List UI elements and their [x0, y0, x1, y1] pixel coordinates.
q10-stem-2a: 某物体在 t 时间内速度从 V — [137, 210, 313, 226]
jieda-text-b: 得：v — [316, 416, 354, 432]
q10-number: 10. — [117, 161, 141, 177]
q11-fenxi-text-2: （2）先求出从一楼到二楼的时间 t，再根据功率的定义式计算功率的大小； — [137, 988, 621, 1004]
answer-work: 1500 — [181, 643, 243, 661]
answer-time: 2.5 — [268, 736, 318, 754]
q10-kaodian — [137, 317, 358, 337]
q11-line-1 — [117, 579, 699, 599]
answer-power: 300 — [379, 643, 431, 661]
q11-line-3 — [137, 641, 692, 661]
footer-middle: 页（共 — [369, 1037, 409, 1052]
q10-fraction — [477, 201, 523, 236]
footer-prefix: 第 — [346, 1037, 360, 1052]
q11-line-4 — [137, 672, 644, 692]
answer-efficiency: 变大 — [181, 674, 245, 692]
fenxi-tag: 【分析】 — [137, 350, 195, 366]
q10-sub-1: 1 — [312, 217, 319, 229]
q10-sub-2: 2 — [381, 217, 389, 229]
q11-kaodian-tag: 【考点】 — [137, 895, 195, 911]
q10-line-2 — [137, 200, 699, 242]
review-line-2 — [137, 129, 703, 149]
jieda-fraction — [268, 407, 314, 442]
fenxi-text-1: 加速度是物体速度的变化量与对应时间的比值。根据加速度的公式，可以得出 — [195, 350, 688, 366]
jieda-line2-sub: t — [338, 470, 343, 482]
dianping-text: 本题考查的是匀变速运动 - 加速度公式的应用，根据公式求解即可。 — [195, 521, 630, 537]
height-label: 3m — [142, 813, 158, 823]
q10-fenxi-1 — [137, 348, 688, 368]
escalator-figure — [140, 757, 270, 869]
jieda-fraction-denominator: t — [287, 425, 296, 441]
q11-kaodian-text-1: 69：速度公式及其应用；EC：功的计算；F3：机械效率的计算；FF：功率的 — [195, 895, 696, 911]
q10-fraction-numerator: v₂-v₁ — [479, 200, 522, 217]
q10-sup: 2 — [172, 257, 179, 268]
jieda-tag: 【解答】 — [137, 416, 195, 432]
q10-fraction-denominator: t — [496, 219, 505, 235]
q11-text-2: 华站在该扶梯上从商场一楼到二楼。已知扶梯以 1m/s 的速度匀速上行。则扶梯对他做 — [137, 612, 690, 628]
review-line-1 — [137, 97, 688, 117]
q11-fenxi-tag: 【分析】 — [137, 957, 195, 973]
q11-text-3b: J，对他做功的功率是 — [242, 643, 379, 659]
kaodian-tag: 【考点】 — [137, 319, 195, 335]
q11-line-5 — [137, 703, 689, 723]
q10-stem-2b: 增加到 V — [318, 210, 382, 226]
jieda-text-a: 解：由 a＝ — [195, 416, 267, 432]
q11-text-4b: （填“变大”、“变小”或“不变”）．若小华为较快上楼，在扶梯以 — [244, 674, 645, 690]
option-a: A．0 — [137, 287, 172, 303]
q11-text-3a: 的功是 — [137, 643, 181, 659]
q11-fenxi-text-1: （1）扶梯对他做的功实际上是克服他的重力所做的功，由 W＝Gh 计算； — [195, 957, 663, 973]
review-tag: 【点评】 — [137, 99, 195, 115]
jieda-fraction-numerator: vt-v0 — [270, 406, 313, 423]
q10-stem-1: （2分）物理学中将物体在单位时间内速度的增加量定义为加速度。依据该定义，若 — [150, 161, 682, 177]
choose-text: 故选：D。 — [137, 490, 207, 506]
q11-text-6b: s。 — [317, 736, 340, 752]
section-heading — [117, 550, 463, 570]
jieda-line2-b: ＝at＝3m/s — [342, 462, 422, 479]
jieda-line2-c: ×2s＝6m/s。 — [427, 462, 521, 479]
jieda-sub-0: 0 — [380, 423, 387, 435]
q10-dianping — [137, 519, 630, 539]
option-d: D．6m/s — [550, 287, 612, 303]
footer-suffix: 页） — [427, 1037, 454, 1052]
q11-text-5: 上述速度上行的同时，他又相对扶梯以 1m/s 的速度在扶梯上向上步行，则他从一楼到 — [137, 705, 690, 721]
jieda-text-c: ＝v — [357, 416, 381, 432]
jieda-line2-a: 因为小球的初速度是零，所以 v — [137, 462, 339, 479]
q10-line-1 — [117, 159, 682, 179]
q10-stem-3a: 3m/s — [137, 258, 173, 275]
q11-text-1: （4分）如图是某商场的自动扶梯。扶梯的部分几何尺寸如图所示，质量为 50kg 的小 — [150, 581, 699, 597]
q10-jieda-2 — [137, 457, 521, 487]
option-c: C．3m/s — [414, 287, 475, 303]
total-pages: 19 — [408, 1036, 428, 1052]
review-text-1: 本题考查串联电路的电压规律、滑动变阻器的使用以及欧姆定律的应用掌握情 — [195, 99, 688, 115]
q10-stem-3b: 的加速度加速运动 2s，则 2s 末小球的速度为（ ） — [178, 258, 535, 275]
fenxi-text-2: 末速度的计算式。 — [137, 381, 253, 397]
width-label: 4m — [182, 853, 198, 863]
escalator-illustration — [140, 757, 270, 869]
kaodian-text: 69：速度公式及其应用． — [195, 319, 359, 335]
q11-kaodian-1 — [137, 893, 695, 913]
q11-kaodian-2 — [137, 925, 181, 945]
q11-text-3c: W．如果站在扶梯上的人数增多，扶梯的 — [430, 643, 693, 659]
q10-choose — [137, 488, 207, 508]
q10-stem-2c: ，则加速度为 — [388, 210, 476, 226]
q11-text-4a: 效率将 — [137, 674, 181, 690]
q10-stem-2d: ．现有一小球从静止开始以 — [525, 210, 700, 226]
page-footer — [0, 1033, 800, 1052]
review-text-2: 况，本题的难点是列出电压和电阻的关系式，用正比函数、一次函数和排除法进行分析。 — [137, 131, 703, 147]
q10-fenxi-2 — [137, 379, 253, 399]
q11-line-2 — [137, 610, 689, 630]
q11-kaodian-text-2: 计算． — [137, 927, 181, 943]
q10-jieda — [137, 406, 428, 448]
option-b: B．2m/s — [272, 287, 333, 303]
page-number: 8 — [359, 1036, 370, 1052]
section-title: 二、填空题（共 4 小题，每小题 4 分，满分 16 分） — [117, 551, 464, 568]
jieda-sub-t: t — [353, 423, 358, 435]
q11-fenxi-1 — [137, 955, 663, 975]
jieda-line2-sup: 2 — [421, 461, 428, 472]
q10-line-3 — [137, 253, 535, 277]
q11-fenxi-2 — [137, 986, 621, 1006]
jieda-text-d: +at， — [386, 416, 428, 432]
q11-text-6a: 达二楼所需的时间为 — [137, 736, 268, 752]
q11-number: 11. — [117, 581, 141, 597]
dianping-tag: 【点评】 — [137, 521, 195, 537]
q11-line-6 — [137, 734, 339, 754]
--------------------------------
Aim of the task: How many lines in the rows contain the string "速度公式及其应用"? Reply with the number alone.

Answer below: 2